» **Task requirements**:
Copy out the complete listing, word for word.

» **Provided data**:
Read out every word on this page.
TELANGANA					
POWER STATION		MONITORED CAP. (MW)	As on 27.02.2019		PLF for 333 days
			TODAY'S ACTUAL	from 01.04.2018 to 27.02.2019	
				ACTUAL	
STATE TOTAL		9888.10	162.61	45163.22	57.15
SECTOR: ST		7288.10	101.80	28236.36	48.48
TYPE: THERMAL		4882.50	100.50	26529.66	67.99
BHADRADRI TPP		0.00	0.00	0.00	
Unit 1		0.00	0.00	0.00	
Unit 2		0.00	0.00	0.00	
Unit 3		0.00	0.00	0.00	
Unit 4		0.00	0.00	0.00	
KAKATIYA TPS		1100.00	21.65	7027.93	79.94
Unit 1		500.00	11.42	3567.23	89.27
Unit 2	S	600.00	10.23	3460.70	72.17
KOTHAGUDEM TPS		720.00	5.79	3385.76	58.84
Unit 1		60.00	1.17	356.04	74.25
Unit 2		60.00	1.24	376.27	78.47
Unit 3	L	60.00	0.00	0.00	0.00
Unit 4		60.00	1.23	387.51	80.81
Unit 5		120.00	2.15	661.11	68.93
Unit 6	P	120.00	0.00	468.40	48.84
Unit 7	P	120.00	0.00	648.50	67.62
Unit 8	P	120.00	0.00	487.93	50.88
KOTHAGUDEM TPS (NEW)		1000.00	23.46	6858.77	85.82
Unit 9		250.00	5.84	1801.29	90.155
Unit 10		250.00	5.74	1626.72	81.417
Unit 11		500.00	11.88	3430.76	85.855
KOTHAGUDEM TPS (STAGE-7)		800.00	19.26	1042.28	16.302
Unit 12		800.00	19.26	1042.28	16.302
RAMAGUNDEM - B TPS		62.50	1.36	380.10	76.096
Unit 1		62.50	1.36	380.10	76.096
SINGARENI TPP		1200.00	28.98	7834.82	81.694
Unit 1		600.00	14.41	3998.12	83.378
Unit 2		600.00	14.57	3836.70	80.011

» **Expected answer**:
Read out every word on this page.
TELANGANA					
POWER STATION		MONITORED CAP. (MW)	As on 27.02.2019		PLF for 333 days
			TODAY'S ACTUAL	from 01.04.2018 to 27.02.2019	
				ACTUAL	
STATE TOTAL		9888.10	162.61	45163.22	57.15
SECTOR: ST		7288.10	101.80	28236.36	48.48
TYPE: THERMAL		4882.50	100.50	26529.66	67.99
BHADRADRI TPP		0.00	0.00	0.00	
Unit 1		0.00	0.00	0.00	
Unit 2		0.00	0.00	0.00	
Unit 3		0.00	0.00	0.00	
Unit 4		0.00	0.00	0.00	
KAKATIYA TPS		1100.00	21.65	7027.93	79.94
Unit 1		500.00	11.42	3567.23	89.27
Unit 2	S	600.00	10.23	3460.70	72.17
KOTHAGUDEM TPS		720.00	5.79	3385.76	58.84
Unit 1		60.00	1.17	356.04	74.25
Unit 2		60.00	1.24	376.27	78.47
Unit 3	L	60.00	0.00	0.00	0.00
Unit 4		60.00	1.23	387.51	80.81
Unit 5		120.00	2.15	661.11	68.93
Unit 6	P	120.00	0.00	468.40	48.84
Unit 7	P	120.00	0.00	648.50	67.62
Unit 8	P	120.00	0.00	487.93	50.88
KOTHAGUDEM TPS (NEW)		1000.00	23.46	6858.77	85.82
Unit 9		250.00	5.84	1801.29	90.155
Unit 10		250.00	5.74	1626.72	81.417
Unit 11		500.00	11.88	3430.76	85.855
KOTHAGUDEM TPS (STAGE-7)		800.00	19.26	1042.28	16.302
Unit 12		800.00	19.26	1042.28	16.302
RAMAGUNDEM - B TPS		62.50	1.36	380.10	76.096
Unit 1		62.50	1.36	380.10	76.096
SINGARENI TPP		1200.00	28.98	7834.82	81.694
Unit 1		600.00	14.41	3998.12	83.378
Unit 2		600.00	14.57	3836.70	80.011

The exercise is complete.